Give a verbatim copy of the lines below, minus the pictures.

Stored data:
========================

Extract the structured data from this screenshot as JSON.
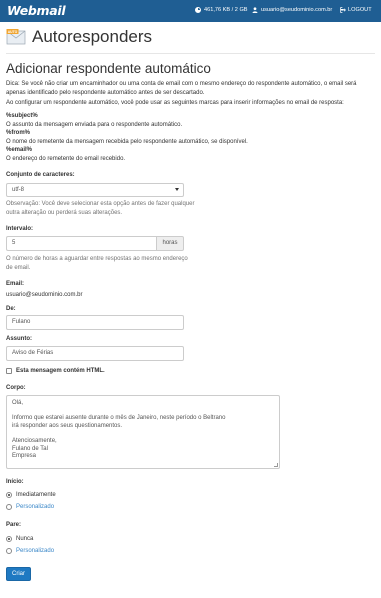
{
  "header": {
    "logo": "Webmail",
    "disk_usage": "461,76 KB / 2 GB",
    "user_email": "usuario@seudominio.com.br",
    "logout": "LOGOUT"
  },
  "page": {
    "title": "Autoresponders",
    "icon_label": "AUTO"
  },
  "form": {
    "heading": "Adicionar respondente automático",
    "tip": "Dica: Se você não criar um encaminhador ou uma conta de email com o mesmo endereço do respondente automático, o email será apenas identificado pelo respondente automático antes de ser descartado.",
    "tags_intro": "Ao configurar um respondente automático, você pode usar as seguintes marcas para inserir informações no email de resposta:",
    "tags": [
      {
        "tag": "%subject%",
        "desc": "O assunto da mensagem enviada para o respondente automático."
      },
      {
        "tag": "%from%",
        "desc": "O nome do remetente da mensagem recebida pelo respondente automático, se disponível."
      },
      {
        "tag": "%email%",
        "desc": "O endereço do remetente do email recebido."
      }
    ],
    "charset": {
      "label": "Conjunto de caracteres:",
      "value": "utf-8",
      "note": "Observação: Você deve selecionar esta opção antes de fazer qualquer outra alteração ou perderá suas alterações."
    },
    "interval": {
      "label": "Intervalo:",
      "value": "5",
      "unit": "horas",
      "help": "O número de horas a aguardar entre respostas ao mesmo endereço de email."
    },
    "email": {
      "label": "Email:",
      "value": "usuario@seudominio.com.br"
    },
    "from": {
      "label": "De:",
      "value": "Fulano"
    },
    "subject": {
      "label": "Assunto:",
      "value": "Aviso de Férias"
    },
    "html_checkbox": "Esta mensagem contém HTML.",
    "body": {
      "label": "Corpo:",
      "lines": [
        "Olá,",
        "",
        "Informo que estarei ausente durante o mês de Janeiro, neste período o Beltrano",
        "irá responder aos seus questionamentos.",
        "",
        "Atenciosamente,",
        "Fulano de Tal",
        "Empresa"
      ]
    },
    "start": {
      "label": "Início:",
      "options": [
        "Imediatamente",
        "Personalizado"
      ]
    },
    "stop": {
      "label": "Pare:",
      "options": [
        "Nunca",
        "Personalizado"
      ]
    },
    "submit": "Criar"
  }
}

========================

_EXERCISE ANSWER_
Extract the structured data from this screenshot as JSON.
{
  "header": {
    "logo": "Webmail",
    "disk_usage": "461,76 KB / 2 GB",
    "user_email": "usuario@seudominio.com.br",
    "logout": "LOGOUT"
  },
  "page": {
    "title": "Autoresponders",
    "icon_label": "AUTO"
  },
  "form": {
    "heading": "Adicionar respondente automático",
    "tip": "Dica: Se você não criar um encaminhador ou uma conta de email com o mesmo endereço do respondente automático, o email será apenas identificado pelo respondente automático antes de ser descartado.",
    "tags_intro": "Ao configurar um respondente automático, você pode usar as seguintes marcas para inserir informações no email de resposta:",
    "tags": [
      {
        "tag": "%subject%",
        "desc": "O assunto da mensagem enviada para o respondente automático."
      },
      {
        "tag": "%from%",
        "desc": "O nome do remetente da mensagem recebida pelo respondente automático, se disponível."
      },
      {
        "tag": "%email%",
        "desc": "O endereço do remetente do email recebido."
      }
    ],
    "charset": {
      "label": "Conjunto de caracteres:",
      "value": "utf-8",
      "note": "Observação: Você deve selecionar esta opção antes de fazer qualquer outra alteração ou perderá suas alterações."
    },
    "interval": {
      "label": "Intervalo:",
      "value": "5",
      "unit": "horas",
      "help": "O número de horas a aguardar entre respostas ao mesmo endereço de email."
    },
    "email": {
      "label": "Email:",
      "value": "usuario@seudominio.com.br"
    },
    "from": {
      "label": "De:",
      "value": "Fulano"
    },
    "subject": {
      "label": "Assunto:",
      "value": "Aviso de Férias"
    },
    "html_checkbox": "Esta mensagem contém HTML.",
    "body": {
      "label": "Corpo:",
      "lines": [
        "Olá,",
        "",
        "Informo que estarei ausente durante o mês de Janeiro, neste período o Beltrano",
        "irá responder aos seus questionamentos.",
        "",
        "Atenciosamente,",
        "Fulano de Tal",
        "Empresa"
      ]
    },
    "start": {
      "label": "Início:",
      "options": [
        "Imediatamente",
        "Personalizado"
      ]
    },
    "stop": {
      "label": "Pare:",
      "options": [
        "Nunca",
        "Personalizado"
      ]
    },
    "submit": "Criar"
  }
}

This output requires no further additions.